**WORK REQUIRED:**
Repeat each line exactly as it is written.

━━━━━ RECORDS PROVIDED ━━━━━

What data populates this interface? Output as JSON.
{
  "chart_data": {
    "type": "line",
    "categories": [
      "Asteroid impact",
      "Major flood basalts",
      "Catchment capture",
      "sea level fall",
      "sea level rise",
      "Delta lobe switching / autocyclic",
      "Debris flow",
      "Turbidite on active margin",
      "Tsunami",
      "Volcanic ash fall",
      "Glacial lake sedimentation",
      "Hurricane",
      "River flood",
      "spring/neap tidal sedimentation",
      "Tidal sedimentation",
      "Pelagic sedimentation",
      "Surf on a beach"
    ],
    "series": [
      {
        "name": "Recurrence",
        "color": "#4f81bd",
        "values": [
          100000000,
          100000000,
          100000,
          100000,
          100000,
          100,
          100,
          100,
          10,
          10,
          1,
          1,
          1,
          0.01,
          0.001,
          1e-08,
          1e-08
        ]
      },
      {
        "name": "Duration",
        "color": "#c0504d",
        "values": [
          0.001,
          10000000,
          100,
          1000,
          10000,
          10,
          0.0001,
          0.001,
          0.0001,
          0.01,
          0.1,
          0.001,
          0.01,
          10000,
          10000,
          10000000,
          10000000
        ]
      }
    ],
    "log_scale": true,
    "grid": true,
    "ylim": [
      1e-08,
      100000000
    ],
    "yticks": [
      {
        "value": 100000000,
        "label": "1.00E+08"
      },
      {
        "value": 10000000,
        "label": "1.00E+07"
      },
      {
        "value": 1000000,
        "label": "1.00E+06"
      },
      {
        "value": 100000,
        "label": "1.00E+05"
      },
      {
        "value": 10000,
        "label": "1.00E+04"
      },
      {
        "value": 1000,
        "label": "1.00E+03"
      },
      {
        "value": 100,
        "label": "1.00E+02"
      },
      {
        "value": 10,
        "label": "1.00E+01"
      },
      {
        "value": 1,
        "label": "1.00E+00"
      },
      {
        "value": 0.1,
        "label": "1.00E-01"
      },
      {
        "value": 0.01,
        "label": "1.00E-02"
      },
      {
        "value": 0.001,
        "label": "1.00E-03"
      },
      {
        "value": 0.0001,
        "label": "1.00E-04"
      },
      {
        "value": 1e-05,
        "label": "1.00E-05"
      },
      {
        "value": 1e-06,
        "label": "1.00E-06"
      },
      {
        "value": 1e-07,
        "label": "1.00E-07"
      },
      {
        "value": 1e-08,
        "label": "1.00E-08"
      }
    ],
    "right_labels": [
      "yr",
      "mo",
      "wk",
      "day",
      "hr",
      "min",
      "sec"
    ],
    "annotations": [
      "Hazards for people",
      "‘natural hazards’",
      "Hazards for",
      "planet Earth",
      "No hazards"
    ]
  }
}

━━━━━

**RIGHT ANSWER:**
What data populates this interface? Output as JSON.
{
  "chart_data": {
    "type": "line",
    "categories": [
      "Asteroid impact",
      "Major flood basalts",
      "Catchment capture",
      "sea level fall",
      "sea level rise",
      "Delta lobe switching / autocyclic",
      "Debris flow",
      "Turbidite on active margin",
      "Tsunami",
      "Volcanic ash fall",
      "Glacial lake sedimentation",
      "Hurricane",
      "River flood",
      "spring/neap tidal sedimentation",
      "Tidal sedimentation",
      "Pelagic sedimentation",
      "Surf on a beach"
    ],
    "series": [
      {
        "name": "Recurrence",
        "color": "#4f81bd",
        "values": [
          100000000,
          100000000,
          100000,
          100000,
          100000,
          100,
          100,
          100,
          10,
          10,
          1,
          1,
          1,
          0.01,
          0.001,
          1e-08,
          1e-08
        ]
      },
      {
        "name": "Duration",
        "color": "#c0504d",
        "values": [
          0.001,
          10000000,
          100,
          1000,
          10000,
          10,
          0.0001,
          0.001,
          0.0001,
          0.01,
          0.1,
          0.001,
          0.01,
          10000,
          10000,
          10000000,
          10000000
        ]
      }
    ],
    "log_scale": true,
    "grid": true,
    "ylim": [
      1e-08,
      100000000
    ],
    "yticks": [
      {
        "value": 100000000,
        "label": "1.00E+08"
      },
      {
        "value": 10000000,
        "label": "1.00E+07"
      },
      {
        "value": 1000000,
        "label": "1.00E+06"
      },
      {
        "value": 100000,
        "label": "1.00E+05"
      },
      {
        "value": 10000,
        "label": "1.00E+04"
      },
      {
        "value": 1000,
        "label": "1.00E+03"
      },
      {
        "value": 100,
        "label": "1.00E+02"
      },
      {
        "value": 10,
        "label": "1.00E+01"
      },
      {
        "value": 1,
        "label": "1.00E+00"
      },
      {
        "value": 0.1,
        "label": "1.00E-01"
      },
      {
        "value": 0.01,
        "label": "1.00E-02"
      },
      {
        "value": 0.001,
        "label": "1.00E-03"
      },
      {
        "value": 0.0001,
        "label": "1.00E-04"
      },
      {
        "value": 1e-05,
        "label": "1.00E-05"
      },
      {
        "value": 1e-06,
        "label": "1.00E-06"
      },
      {
        "value": 1e-07,
        "label": "1.00E-07"
      },
      {
        "value": 1e-08,
        "label": "1.00E-08"
      }
    ],
    "right_labels": [
      "yr",
      "mo",
      "wk",
      "day",
      "hr",
      "min",
      "sec"
    ],
    "annotations": [
      "Hazards for people",
      "‘natural hazards’",
      "Hazards for",
      "planet Earth",
      "No hazards"
    ]
  }
}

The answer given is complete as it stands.